◆ Given request ◆
Nothing may be dropped or altered: reproduce all the data.
* start *
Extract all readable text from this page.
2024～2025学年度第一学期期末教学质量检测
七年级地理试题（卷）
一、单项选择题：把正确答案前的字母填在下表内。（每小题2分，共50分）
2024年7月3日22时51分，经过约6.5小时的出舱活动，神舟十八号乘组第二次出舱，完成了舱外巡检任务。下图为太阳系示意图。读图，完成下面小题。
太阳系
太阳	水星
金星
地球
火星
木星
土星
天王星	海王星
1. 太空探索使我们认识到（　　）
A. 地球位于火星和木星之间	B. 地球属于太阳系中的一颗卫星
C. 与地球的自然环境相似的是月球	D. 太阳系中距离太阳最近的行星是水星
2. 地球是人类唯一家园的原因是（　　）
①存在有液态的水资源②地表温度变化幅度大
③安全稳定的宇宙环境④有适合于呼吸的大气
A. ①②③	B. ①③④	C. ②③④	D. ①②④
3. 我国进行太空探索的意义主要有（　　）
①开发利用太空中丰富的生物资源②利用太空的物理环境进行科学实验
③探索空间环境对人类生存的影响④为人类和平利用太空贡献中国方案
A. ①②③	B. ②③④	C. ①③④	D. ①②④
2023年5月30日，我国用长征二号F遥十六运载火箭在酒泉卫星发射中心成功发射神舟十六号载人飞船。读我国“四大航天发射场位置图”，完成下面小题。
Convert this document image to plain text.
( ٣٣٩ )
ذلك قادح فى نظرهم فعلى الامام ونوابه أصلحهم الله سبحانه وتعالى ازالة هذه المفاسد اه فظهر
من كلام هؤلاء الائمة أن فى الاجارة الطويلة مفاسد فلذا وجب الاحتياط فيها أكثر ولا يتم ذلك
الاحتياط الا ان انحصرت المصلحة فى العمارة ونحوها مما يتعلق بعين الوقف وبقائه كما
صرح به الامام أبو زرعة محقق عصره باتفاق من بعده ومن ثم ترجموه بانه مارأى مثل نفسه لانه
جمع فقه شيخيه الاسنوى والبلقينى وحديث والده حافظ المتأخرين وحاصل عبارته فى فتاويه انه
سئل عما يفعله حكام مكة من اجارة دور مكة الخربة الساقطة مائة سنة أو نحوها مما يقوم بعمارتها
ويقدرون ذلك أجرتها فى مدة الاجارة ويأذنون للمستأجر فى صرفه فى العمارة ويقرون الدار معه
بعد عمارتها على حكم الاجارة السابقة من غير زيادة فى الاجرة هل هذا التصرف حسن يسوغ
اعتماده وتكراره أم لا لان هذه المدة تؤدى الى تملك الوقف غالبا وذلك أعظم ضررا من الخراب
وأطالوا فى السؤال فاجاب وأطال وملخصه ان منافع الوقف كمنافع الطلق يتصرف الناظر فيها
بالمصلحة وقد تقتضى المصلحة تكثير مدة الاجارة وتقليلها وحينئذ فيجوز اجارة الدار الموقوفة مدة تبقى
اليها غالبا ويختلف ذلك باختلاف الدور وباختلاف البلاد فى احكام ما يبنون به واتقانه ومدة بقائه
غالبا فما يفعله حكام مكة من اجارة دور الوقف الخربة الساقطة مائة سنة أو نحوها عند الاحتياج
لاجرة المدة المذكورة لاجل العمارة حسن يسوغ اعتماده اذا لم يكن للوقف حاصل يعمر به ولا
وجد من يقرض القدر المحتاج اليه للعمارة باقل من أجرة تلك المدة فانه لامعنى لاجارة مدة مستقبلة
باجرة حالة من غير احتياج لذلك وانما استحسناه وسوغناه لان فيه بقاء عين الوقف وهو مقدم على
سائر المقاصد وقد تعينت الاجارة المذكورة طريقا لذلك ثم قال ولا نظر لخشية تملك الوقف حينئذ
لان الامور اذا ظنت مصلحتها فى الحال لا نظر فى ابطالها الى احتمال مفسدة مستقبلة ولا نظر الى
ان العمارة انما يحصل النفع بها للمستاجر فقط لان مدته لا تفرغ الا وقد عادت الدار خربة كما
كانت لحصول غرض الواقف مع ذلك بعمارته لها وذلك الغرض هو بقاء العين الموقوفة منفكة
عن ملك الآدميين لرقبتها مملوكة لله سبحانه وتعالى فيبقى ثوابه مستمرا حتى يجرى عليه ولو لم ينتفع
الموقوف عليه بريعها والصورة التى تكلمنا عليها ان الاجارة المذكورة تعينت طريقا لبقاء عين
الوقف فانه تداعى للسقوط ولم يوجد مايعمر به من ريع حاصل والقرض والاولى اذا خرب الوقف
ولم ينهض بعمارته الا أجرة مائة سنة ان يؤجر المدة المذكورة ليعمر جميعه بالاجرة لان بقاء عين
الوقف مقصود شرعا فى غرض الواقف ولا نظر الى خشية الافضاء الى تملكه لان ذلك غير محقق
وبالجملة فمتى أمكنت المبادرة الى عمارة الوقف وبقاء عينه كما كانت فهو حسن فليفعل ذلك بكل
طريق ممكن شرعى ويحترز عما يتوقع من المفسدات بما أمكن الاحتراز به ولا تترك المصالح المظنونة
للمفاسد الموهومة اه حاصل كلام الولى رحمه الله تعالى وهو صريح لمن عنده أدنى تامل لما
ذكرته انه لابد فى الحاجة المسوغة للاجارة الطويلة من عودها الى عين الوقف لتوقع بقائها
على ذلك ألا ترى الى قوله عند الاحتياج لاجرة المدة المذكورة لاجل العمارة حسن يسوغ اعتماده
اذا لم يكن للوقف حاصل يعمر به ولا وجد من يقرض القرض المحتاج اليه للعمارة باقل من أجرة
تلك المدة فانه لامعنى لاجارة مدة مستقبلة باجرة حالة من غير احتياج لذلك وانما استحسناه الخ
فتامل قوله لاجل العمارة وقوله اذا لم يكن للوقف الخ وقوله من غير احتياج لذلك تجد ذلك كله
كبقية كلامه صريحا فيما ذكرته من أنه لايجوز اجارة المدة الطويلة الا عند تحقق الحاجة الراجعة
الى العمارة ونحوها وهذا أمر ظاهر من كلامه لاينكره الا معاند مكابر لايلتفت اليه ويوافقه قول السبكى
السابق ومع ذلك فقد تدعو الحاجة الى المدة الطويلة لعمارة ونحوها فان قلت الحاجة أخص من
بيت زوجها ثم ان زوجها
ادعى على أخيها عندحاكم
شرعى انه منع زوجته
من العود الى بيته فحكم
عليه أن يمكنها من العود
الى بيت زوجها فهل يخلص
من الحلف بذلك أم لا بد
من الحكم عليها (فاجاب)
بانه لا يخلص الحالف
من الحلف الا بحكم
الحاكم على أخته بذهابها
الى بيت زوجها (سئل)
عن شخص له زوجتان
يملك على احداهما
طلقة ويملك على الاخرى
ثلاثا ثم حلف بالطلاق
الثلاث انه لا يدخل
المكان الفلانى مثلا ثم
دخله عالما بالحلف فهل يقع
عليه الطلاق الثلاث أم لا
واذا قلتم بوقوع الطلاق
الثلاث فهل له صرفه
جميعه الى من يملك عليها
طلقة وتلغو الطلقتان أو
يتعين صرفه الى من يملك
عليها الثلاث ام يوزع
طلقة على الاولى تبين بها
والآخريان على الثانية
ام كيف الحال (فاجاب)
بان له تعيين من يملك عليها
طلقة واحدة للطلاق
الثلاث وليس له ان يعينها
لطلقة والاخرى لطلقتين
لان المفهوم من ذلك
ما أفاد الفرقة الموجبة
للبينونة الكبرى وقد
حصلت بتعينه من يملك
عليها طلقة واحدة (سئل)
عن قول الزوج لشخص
* end *
◆ Answer ◆
Extract all readable text from this page.
2024～2025学年度第一学期期末教学质量检测
七年级地理试题（卷）
一、单项选择题：把正确答案前的字母填在下表内。（每小题2分，共50分）
2024年7月3日22时51分，经过约6.5小时的出舱活动，神舟十八号乘组第二次出舱，完成了舱外巡检任务。下图为太阳系示意图。读图，完成下面小题。
太阳系
太阳	水星
金星
地球
火星
木星
土星
天王星	海王星
1. 太空探索使我们认识到（　　）
A. 地球位于火星和木星之间	B. 地球属于太阳系中的一颗卫星
C. 与地球的自然环境相似的是月球	D. 太阳系中距离太阳最近的行星是水星
2. 地球是人类唯一家园的原因是（　　）
①存在有液态的水资源②地表温度变化幅度大
③安全稳定的宇宙环境④有适合于呼吸的大气
A. ①②③	B. ①③④	C. ②③④	D. ①②④
3. 我国进行太空探索的意义主要有（　　）
①开发利用太空中丰富的生物资源②利用太空的物理环境进行科学实验
③探索空间环境对人类生存的影响④为人类和平利用太空贡献中国方案
A. ①②③	B. ②③④	C. ①③④	D. ①②④
2023年5月30日，我国用长征二号F遥十六运载火箭在酒泉卫星发射中心成功发射神舟十六号载人飞船。读我国“四大航天发射场位置图”，完成下面小题。
Convert this document image to plain text.
( ٣٣٩ )
ذلك قادح فى نظرهم فعلى الامام ونوابه أصلحهم الله سبحانه وتعالى ازالة هذه المفاسد اه فظهر
من كلام هؤلاء الائمة أن فى الاجارة الطويلة مفاسد فلذا وجب الاحتياط فيها أكثر ولا يتم ذلك
الاحتياط الا ان انحصرت المصلحة فى العمارة ونحوها مما يتعلق بعين الوقف وبقائه كما
صرح به الامام أبو زرعة محقق عصره باتفاق من بعده ومن ثم ترجموه بانه مارأى مثل نفسه لانه
جمع فقه شيخيه الاسنوى والبلقينى وحديث والده حافظ المتأخرين وحاصل عبارته فى فتاويه انه
سئل عما يفعله حكام مكة من اجارة دور مكة الخربة الساقطة مائة سنة أو نحوها مما يقوم بعمارتها
ويقدرون ذلك أجرتها فى مدة الاجارة ويأذنون للمستأجر فى صرفه فى العمارة ويقرون الدار معه
بعد عمارتها على حكم الاجارة السابقة من غير زيادة فى الاجرة هل هذا التصرف حسن يسوغ
اعتماده وتكراره أم لا لان هذه المدة تؤدى الى تملك الوقف غالبا وذلك أعظم ضررا من الخراب
وأطالوا فى السؤال فاجاب وأطال وملخصه ان منافع الوقف كمنافع الطلق يتصرف الناظر فيها
بالمصلحة وقد تقتضى المصلحة تكثير مدة الاجارة وتقليلها وحينئذ فيجوز اجارة الدار الموقوفة مدة تبقى
اليها غالبا ويختلف ذلك باختلاف الدور وباختلاف البلاد فى احكام ما يبنون به واتقانه ومدة بقائه
غالبا فما يفعله حكام مكة من اجارة دور الوقف الخربة الساقطة مائة سنة أو نحوها عند الاحتياج
لاجرة المدة المذكورة لاجل العمارة حسن يسوغ اعتماده اذا لم يكن للوقف حاصل يعمر به ولا
وجد من يقرض القدر المحتاج اليه للعمارة باقل من أجرة تلك المدة فانه لامعنى لاجارة مدة مستقبلة
باجرة حالة من غير احتياج لذلك وانما استحسناه وسوغناه لان فيه بقاء عين الوقف وهو مقدم على
سائر المقاصد وقد تعينت الاجارة المذكورة طريقا لذلك ثم قال ولا نظر لخشية تملك الوقف حينئذ
لان الامور اذا ظنت مصلحتها فى الحال لا نظر فى ابطالها الى احتمال مفسدة مستقبلة ولا نظر الى
ان العمارة انما يحصل النفع بها للمستاجر فقط لان مدته لا تفرغ الا وقد عادت الدار خربة كما
كانت لحصول غرض الواقف مع ذلك بعمارته لها وذلك الغرض هو بقاء العين الموقوفة منفكة
عن ملك الآدميين لرقبتها مملوكة لله سبحانه وتعالى فيبقى ثوابه مستمرا حتى يجرى عليه ولو لم ينتفع
الموقوف عليه بريعها والصورة التى تكلمنا عليها ان الاجارة المذكورة تعينت طريقا لبقاء عين
الوقف فانه تداعى للسقوط ولم يوجد مايعمر به من ريع حاصل والقرض والاولى اذا خرب الوقف
ولم ينهض بعمارته الا أجرة مائة سنة ان يؤجر المدة المذكورة ليعمر جميعه بالاجرة لان بقاء عين
الوقف مقصود شرعا فى غرض الواقف ولا نظر الى خشية الافضاء الى تملكه لان ذلك غير محقق
وبالجملة فمتى أمكنت المبادرة الى عمارة الوقف وبقاء عينه كما كانت فهو حسن فليفعل ذلك بكل
طريق ممكن شرعى ويحترز عما يتوقع من المفسدات بما أمكن الاحتراز به ولا تترك المصالح المظنونة
للمفاسد الموهومة اه حاصل كلام الولى رحمه الله تعالى وهو صريح لمن عنده أدنى تامل لما
ذكرته انه لابد فى الحاجة المسوغة للاجارة الطويلة من عودها الى عين الوقف لتوقع بقائها
على ذلك ألا ترى الى قوله عند الاحتياج لاجرة المدة المذكورة لاجل العمارة حسن يسوغ اعتماده
اذا لم يكن للوقف حاصل يعمر به ولا وجد من يقرض القرض المحتاج اليه للعمارة باقل من أجرة
تلك المدة فانه لامعنى لاجارة مدة مستقبلة باجرة حالة من غير احتياج لذلك وانما استحسناه الخ
فتامل قوله لاجل العمارة وقوله اذا لم يكن للوقف الخ وقوله من غير احتياج لذلك تجد ذلك كله
كبقية كلامه صريحا فيما ذكرته من أنه لايجوز اجارة المدة الطويلة الا عند تحقق الحاجة الراجعة
الى العمارة ونحوها وهذا أمر ظاهر من كلامه لاينكره الا معاند مكابر لايلتفت اليه ويوافقه قول السبكى
السابق ومع ذلك فقد تدعو الحاجة الى المدة الطويلة لعمارة ونحوها فان قلت الحاجة أخص من
بيت زوجها ثم ان زوجها
ادعى على أخيها عندحاكم
شرعى انه منع زوجته
من العود الى بيته فحكم
عليه أن يمكنها من العود
الى بيت زوجها فهل يخلص
من الحلف بذلك أم لا بد
من الحكم عليها (فاجاب)
بانه لا يخلص الحالف
من الحلف الا بحكم
الحاكم على أخته بذهابها
الى بيت زوجها (سئل)
عن شخص له زوجتان
يملك على احداهما
طلقة ويملك على الاخرى
ثلاثا ثم حلف بالطلاق
الثلاث انه لا يدخل
المكان الفلانى مثلا ثم
دخله عالما بالحلف فهل يقع
عليه الطلاق الثلاث أم لا
واذا قلتم بوقوع الطلاق
الثلاث فهل له صرفه
جميعه الى من يملك عليها
طلقة وتلغو الطلقتان أو
يتعين صرفه الى من يملك
عليها الثلاث ام يوزع
طلقة على الاولى تبين بها
والآخريان على الثانية
ام كيف الحال (فاجاب)
بان له تعيين من يملك عليها
طلقة واحدة للطلاق
الثلاث وليس له ان يعينها
لطلقة والاخرى لطلقتين
لان المفهوم من ذلك
ما أفاد الفرقة الموجبة
للبينونة الكبرى وقد
حصلت بتعينه من يملك
عليها طلقة واحدة (سئل)
عن قول الزوج لشخص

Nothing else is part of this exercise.